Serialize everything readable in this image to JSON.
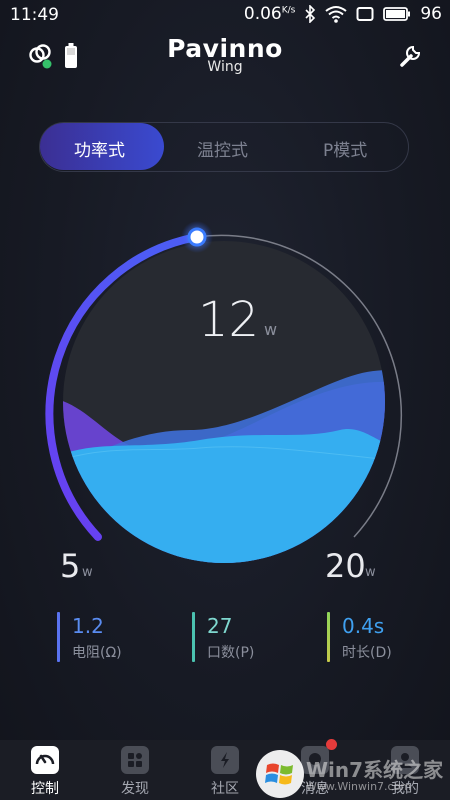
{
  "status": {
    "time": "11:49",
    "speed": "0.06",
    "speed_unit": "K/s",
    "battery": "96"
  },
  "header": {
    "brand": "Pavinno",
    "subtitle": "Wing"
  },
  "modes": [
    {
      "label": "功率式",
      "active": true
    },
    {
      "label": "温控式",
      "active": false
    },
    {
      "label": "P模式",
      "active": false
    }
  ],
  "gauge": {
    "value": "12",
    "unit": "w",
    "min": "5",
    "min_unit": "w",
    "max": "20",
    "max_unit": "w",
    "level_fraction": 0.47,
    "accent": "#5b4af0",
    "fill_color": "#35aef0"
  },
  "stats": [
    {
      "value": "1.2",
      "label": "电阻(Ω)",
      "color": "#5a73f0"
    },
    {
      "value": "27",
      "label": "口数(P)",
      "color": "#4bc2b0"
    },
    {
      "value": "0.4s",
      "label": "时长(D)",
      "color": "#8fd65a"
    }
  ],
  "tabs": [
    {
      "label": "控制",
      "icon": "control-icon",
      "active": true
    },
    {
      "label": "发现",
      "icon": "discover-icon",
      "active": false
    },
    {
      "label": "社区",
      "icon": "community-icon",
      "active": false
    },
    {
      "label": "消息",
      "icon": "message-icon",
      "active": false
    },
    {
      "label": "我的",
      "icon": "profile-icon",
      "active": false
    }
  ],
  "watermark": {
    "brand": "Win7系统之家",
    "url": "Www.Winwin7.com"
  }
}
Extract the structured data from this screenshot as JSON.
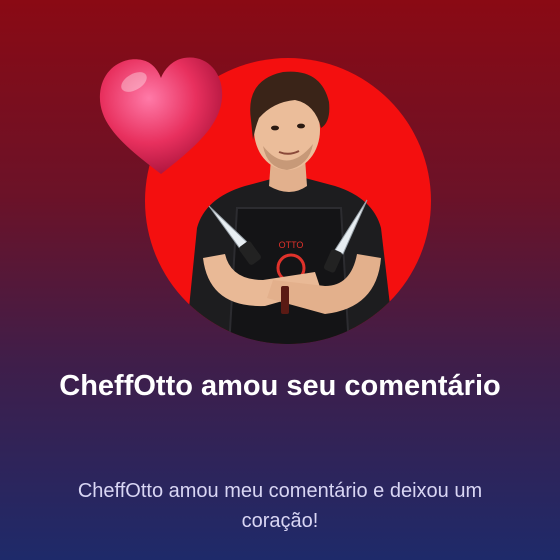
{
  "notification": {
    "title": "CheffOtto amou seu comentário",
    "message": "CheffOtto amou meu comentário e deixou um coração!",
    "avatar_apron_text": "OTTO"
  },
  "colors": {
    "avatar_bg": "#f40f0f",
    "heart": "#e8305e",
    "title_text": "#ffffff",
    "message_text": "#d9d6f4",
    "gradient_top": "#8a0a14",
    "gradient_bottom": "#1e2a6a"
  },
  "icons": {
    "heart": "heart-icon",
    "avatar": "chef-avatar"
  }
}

----

Gather from the entries above all lines that include the string "this".

Serialize everything readable in this image to JSON.
Extract the structured data from this screenshot as JSON.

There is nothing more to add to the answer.